#### Supplied material ####

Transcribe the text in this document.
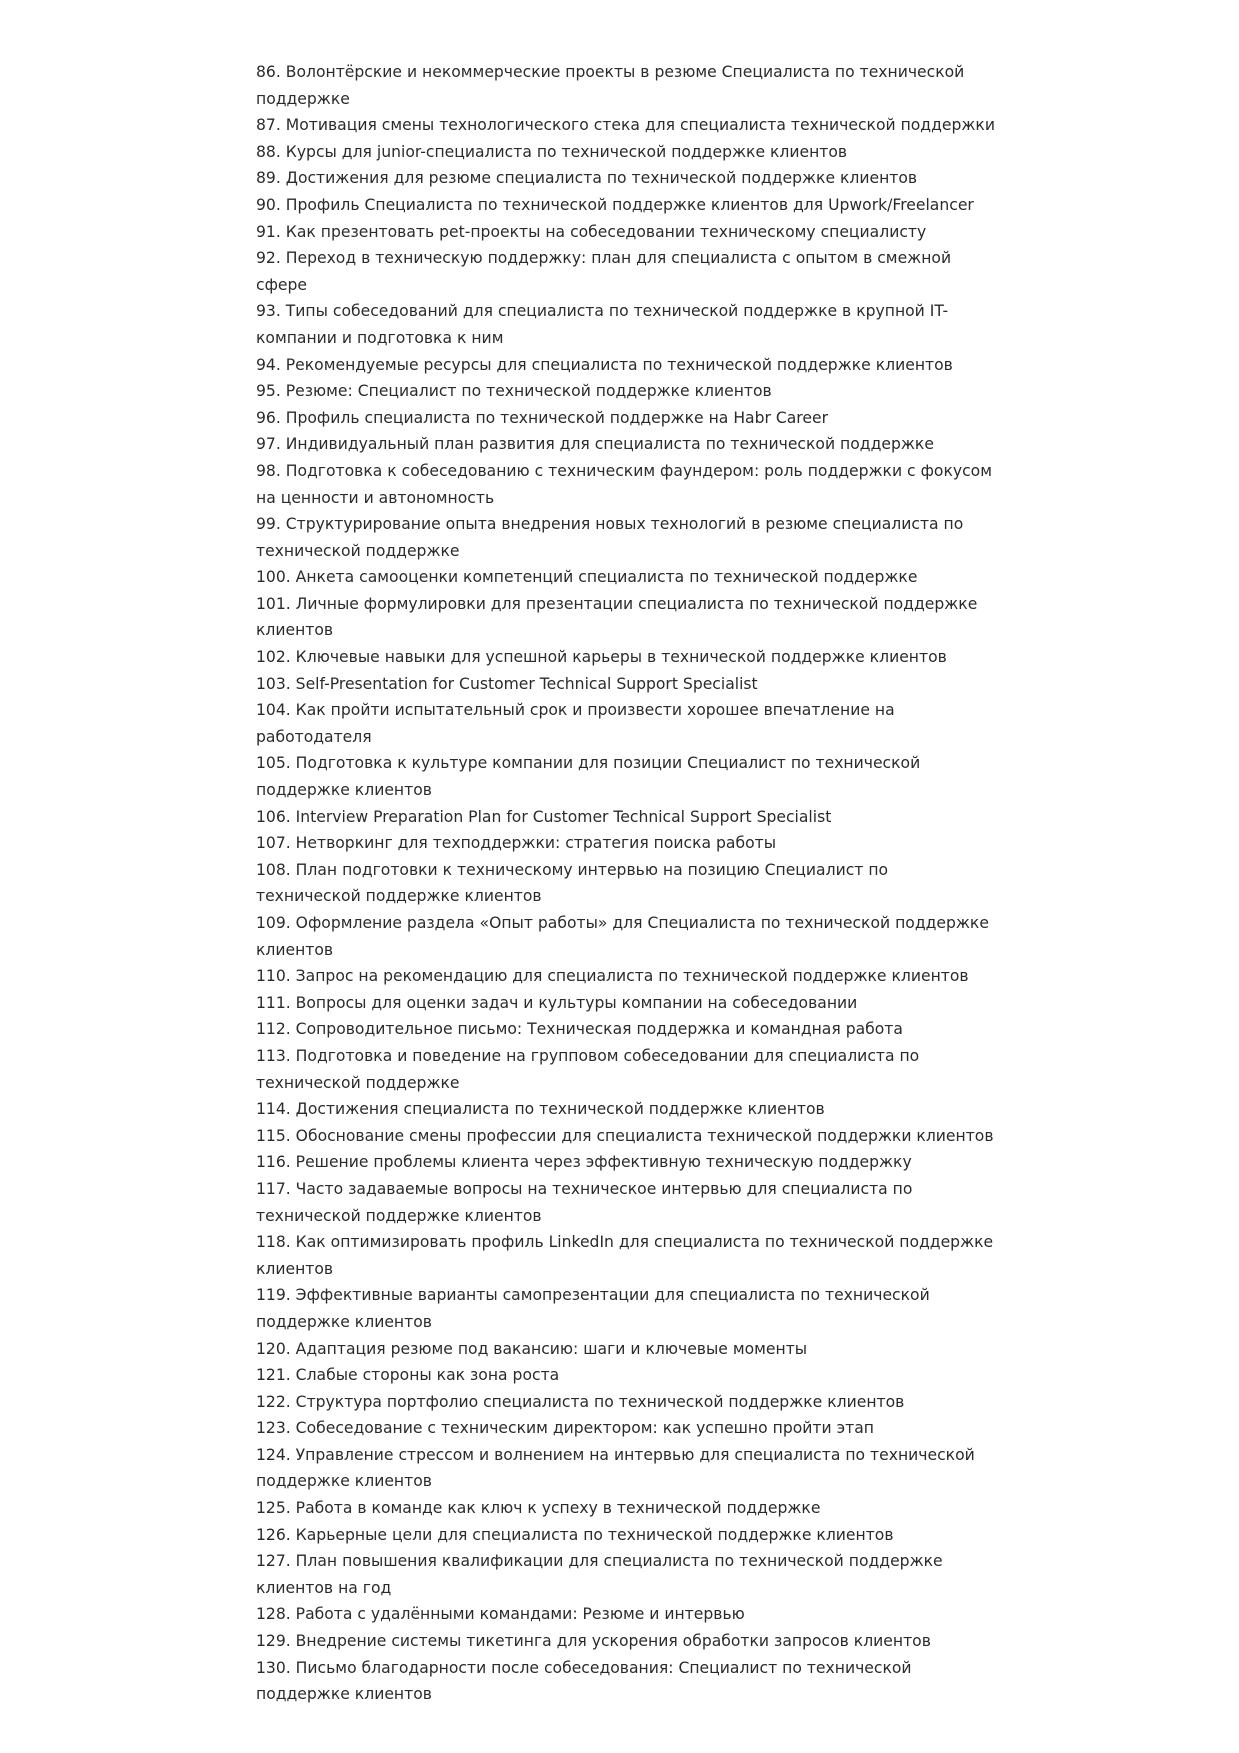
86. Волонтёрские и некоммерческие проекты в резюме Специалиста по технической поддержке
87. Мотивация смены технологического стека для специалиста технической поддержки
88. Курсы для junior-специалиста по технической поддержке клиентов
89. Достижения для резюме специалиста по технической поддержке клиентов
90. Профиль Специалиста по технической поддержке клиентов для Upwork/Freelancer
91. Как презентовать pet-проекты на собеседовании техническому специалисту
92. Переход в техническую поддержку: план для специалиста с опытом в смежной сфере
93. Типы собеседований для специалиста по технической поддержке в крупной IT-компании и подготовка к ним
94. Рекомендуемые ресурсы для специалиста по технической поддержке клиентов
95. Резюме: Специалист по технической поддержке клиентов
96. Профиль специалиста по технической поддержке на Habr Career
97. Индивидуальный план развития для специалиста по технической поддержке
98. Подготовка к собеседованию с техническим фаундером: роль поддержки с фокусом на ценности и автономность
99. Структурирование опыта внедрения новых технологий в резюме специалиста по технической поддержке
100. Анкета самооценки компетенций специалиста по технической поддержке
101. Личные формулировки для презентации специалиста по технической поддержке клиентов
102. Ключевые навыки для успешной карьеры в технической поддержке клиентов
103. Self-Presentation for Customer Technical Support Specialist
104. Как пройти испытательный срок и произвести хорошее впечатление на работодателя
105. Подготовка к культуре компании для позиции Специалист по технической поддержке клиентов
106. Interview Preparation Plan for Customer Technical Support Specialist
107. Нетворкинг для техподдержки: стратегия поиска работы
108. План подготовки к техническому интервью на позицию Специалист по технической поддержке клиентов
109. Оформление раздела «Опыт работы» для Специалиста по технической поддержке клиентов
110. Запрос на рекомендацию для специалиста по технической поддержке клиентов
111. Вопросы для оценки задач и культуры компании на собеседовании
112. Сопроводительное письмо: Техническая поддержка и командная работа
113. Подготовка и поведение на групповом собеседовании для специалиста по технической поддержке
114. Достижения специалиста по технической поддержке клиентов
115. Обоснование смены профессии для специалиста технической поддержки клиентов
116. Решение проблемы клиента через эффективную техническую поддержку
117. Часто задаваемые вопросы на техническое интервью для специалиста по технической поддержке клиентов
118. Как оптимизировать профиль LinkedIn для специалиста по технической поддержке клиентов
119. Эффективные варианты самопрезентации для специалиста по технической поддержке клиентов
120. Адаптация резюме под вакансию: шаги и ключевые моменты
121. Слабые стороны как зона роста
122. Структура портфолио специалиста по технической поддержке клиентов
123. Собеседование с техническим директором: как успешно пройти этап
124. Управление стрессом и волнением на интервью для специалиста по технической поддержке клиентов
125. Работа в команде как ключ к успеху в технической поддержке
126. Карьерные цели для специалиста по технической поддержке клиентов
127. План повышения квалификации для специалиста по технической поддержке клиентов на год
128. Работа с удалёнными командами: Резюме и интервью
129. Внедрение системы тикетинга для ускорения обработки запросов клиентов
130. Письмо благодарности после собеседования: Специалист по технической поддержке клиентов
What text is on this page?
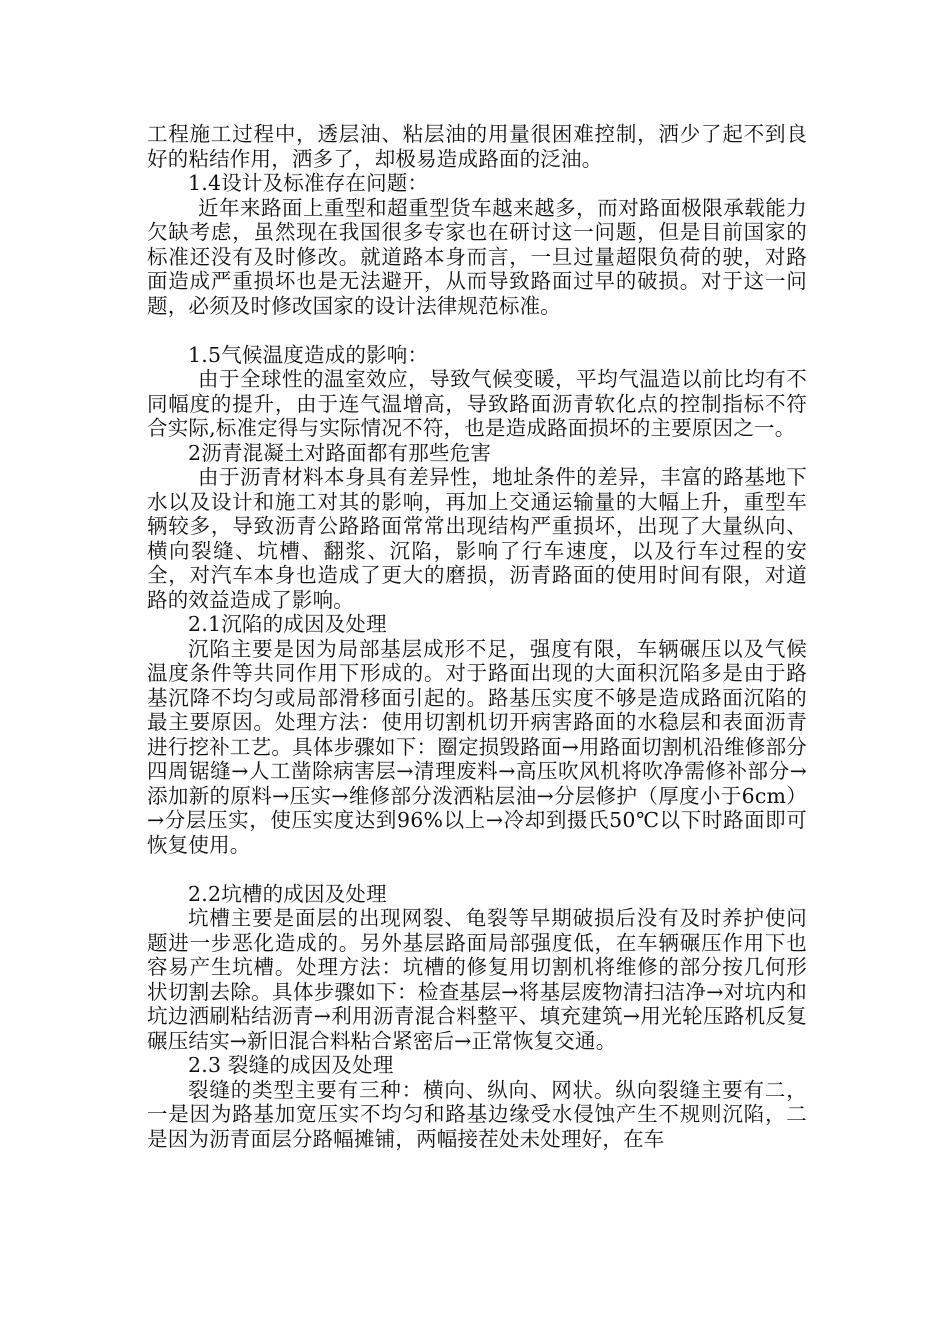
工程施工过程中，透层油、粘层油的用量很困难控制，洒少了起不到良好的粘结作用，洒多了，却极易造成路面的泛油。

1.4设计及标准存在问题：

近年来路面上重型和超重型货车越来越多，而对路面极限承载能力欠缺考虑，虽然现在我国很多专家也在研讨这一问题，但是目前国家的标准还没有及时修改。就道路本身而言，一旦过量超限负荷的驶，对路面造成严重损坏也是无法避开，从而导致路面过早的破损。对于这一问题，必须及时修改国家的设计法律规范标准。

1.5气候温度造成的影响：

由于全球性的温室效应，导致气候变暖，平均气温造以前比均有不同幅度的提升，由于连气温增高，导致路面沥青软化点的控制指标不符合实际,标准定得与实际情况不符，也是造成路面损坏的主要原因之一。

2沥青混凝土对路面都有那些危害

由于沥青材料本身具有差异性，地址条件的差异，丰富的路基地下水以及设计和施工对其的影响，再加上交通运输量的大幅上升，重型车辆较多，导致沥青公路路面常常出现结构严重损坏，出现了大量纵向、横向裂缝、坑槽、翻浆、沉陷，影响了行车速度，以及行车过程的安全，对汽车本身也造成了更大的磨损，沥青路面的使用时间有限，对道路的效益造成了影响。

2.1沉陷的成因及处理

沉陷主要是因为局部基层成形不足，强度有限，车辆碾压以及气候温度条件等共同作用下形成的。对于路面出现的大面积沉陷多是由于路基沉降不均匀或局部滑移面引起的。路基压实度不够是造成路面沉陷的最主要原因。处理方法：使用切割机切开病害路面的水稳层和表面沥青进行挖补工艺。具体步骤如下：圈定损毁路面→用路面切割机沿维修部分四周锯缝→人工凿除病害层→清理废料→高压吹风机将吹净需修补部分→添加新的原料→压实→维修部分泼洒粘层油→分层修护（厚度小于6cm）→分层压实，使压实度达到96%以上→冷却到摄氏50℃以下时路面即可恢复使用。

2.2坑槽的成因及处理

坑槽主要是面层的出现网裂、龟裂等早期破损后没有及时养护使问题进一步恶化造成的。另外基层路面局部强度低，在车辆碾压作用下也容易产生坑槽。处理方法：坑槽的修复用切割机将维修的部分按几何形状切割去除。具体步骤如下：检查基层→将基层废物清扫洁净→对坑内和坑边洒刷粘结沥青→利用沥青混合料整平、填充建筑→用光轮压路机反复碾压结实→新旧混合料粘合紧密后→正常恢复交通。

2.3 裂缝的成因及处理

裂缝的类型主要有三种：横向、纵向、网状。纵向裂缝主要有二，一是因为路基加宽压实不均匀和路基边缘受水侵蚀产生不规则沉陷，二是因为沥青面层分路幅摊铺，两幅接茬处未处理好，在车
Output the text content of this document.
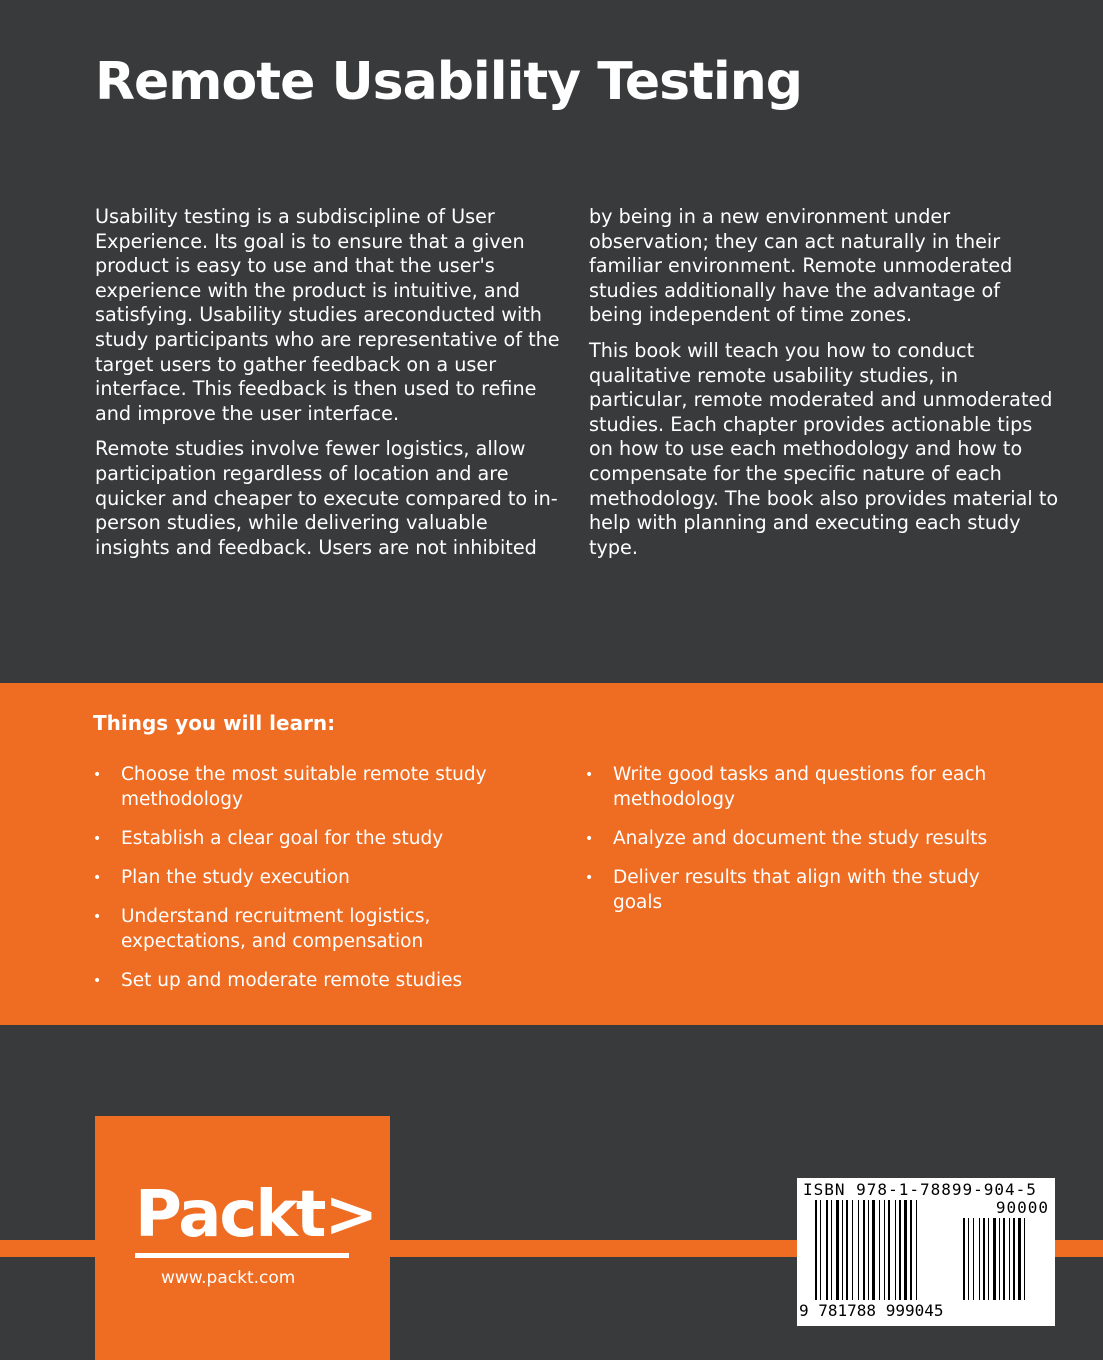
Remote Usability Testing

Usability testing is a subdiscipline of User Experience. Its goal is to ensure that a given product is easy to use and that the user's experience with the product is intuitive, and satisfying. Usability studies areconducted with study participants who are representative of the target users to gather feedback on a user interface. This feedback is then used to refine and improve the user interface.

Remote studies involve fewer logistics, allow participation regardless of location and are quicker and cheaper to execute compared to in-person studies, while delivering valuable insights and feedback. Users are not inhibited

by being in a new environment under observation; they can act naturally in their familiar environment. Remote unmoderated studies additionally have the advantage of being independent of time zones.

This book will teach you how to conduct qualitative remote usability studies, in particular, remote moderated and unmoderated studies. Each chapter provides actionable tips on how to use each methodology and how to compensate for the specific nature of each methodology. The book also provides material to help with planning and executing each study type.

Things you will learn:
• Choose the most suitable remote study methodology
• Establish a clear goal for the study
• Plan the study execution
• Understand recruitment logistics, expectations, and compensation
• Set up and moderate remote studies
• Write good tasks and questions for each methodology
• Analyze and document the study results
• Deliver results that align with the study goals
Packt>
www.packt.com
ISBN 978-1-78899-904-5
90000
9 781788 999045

####

**Task instructions**
Produce an exact copy of each line of data, skipping embedded images.

**Response for this exercise**
Transcribe the text in this document.
86. Волонтёрские и некоммерческие проекты в резюме Специалиста по технической поддержке
87. Мотивация смены технологического стека для специалиста технической поддержки
88. Курсы для junior-специалиста по технической поддержке клиентов
89. Достижения для резюме специалиста по технической поддержке клиентов
90. Профиль Специалиста по технической поддержке клиентов для Upwork/Freelancer
91. Как презентовать pet-проекты на собеседовании техническому специалисту
92. Переход в техническую поддержку: план для специалиста с опытом в смежной сфере
93. Типы собеседований для специалиста по технической поддержке в крупной IT-компании и подготовка к ним
94. Рекомендуемые ресурсы для специалиста по технической поддержке клиентов
95. Резюме: Специалист по технической поддержке клиентов
96. Профиль специалиста по технической поддержке на Habr Career
97. Индивидуальный план развития для специалиста по технической поддержке
98. Подготовка к собеседованию с техническим фаундером: роль поддержки с фокусом на ценности и автономность
99. Структурирование опыта внедрения новых технологий в резюме специалиста по технической поддержке
100. Анкета самооценки компетенций специалиста по технической поддержке
101. Личные формулировки для презентации специалиста по технической поддержке клиентов
102. Ключевые навыки для успешной карьеры в технической поддержке клиентов
103. Self-Presentation for Customer Technical Support Specialist
104. Как пройти испытательный срок и произвести хорошее впечатление на работодателя
105. Подготовка к культуре компании для позиции Специалист по технической поддержке клиентов
106. Interview Preparation Plan for Customer Technical Support Specialist
107. Нетворкинг для техподдержки: стратегия поиска работы
108. План подготовки к техническому интервью на позицию Специалист по технической поддержке клиентов
109. Оформление раздела «Опыт работы» для Специалиста по технической поддержке клиентов
110. Запрос на рекомендацию для специалиста по технической поддержке клиентов
111. Вопросы для оценки задач и культуры компании на собеседовании
112. Сопроводительное письмо: Техническая поддержка и командная работа
113. Подготовка и поведение на групповом собеседовании для специалиста по технической поддержке
114. Достижения специалиста по технической поддержке клиентов
115. Обоснование смены профессии для специалиста технической поддержки клиентов
116. Решение проблемы клиента через эффективную техническую поддержку
117. Часто задаваемые вопросы на техническое интервью для специалиста по технической поддержке клиентов
118. Как оптимизировать профиль LinkedIn для специалиста по технической поддержке клиентов
119. Эффективные варианты самопрезентации для специалиста по технической поддержке клиентов
120. Адаптация резюме под вакансию: шаги и ключевые моменты
121. Слабые стороны как зона роста
122. Структура портфолио специалиста по технической поддержке клиентов
123. Собеседование с техническим директором: как успешно пройти этап
124. Управление стрессом и волнением на интервью для специалиста по технической поддержке клиентов
125. Работа в команде как ключ к успеху в технической поддержке
126. Карьерные цели для специалиста по технической поддержке клиентов
127. План повышения квалификации для специалиста по технической поддержке клиентов на год
128. Работа с удалёнными командами: Резюме и интервью
129. Внедрение системы тикетинга для ускорения обработки запросов клиентов
130. Письмо благодарности после собеседования: Специалист по технической поддержке клиентов
What text is on this page?
工程施工过程中，透层油、粘层油的用量很困难控制，洒少了起不到良好的粘结作用，洒多了，却极易造成路面的泛油。

1.4设计及标准存在问题：

近年来路面上重型和超重型货车越来越多，而对路面极限承载能力欠缺考虑，虽然现在我国很多专家也在研讨这一问题，但是目前国家的标准还没有及时修改。就道路本身而言，一旦过量超限负荷的驶，对路面造成严重损坏也是无法避开，从而导致路面过早的破损。对于这一问题，必须及时修改国家的设计法律规范标准。

1.5气候温度造成的影响：

由于全球性的温室效应，导致气候变暖，平均气温造以前比均有不同幅度的提升，由于连气温增高，导致路面沥青软化点的控制指标不符合实际,标准定得与实际情况不符，也是造成路面损坏的主要原因之一。

2沥青混凝土对路面都有那些危害

由于沥青材料本身具有差异性，地址条件的差异，丰富的路基地下水以及设计和施工对其的影响，再加上交通运输量的大幅上升，重型车辆较多，导致沥青公路路面常常出现结构严重损坏，出现了大量纵向、横向裂缝、坑槽、翻浆、沉陷，影响了行车速度，以及行车过程的安全，对汽车本身也造成了更大的磨损，沥青路面的使用时间有限，对道路的效益造成了影响。

2.1沉陷的成因及处理

沉陷主要是因为局部基层成形不足，强度有限，车辆碾压以及气候温度条件等共同作用下形成的。对于路面出现的大面积沉陷多是由于路基沉降不均匀或局部滑移面引起的。路基压实度不够是造成路面沉陷的最主要原因。处理方法：使用切割机切开病害路面的水稳层和表面沥青进行挖补工艺。具体步骤如下：圈定损毁路面→用路面切割机沿维修部分四周锯缝→人工凿除病害层→清理废料→高压吹风机将吹净需修补部分→添加新的原料→压实→维修部分泼洒粘层油→分层修护（厚度小于6cm）→分层压实，使压实度达到96%以上→冷却到摄氏50℃以下时路面即可恢复使用。

2.2坑槽的成因及处理

坑槽主要是面层的出现网裂、龟裂等早期破损后没有及时养护使问题进一步恶化造成的。另外基层路面局部强度低，在车辆碾压作用下也容易产生坑槽。处理方法：坑槽的修复用切割机将维修的部分按几何形状切割去除。具体步骤如下：检查基层→将基层废物清扫洁净→对坑内和坑边洒刷粘结沥青→利用沥青混合料整平、填充建筑→用光轮压路机反复碾压结实→新旧混合料粘合紧密后→正常恢复交通。

2.3 裂缝的成因及处理

裂缝的类型主要有三种：横向、纵向、网状。纵向裂缝主要有二，一是因为路基加宽压实不均匀和路基边缘受水侵蚀产生不规则沉陷，二是因为沥青面层分路幅摊铺，两幅接茬处未处理好，在车
Output the text content of this document.
Remote Usability Testing

Usability testing is a subdiscipline of User Experience. Its goal is to ensure that a given product is easy to use and that the user's experience with the product is intuitive, and satisfying. Usability studies areconducted with study participants who are representative of the target users to gather feedback on a user interface. This feedback is then used to refine and improve the user interface.

Remote studies involve fewer logistics, allow participation regardless of location and are quicker and cheaper to execute compared to in-person studies, while delivering valuable insights and feedback. Users are not inhibited

by being in a new environment under observation; they can act naturally in their familiar environment. Remote unmoderated studies additionally have the advantage of being independent of time zones.

This book will teach you how to conduct qualitative remote usability studies, in particular, remote moderated and unmoderated studies. Each chapter provides actionable tips on how to use each methodology and how to compensate for the specific nature of each methodology. The book also provides material to help with planning and executing each study type.

Things you will learn:
• Choose the most suitable remote study methodology
• Establish a clear goal for the study
• Plan the study execution
• Understand recruitment logistics, expectations, and compensation
• Set up and moderate remote studies
• Write good tasks and questions for each methodology
• Analyze and document the study results
• Deliver results that align with the study goals
Packt>
www.packt.com
ISBN 978-1-78899-904-5
90000
9 781788 999045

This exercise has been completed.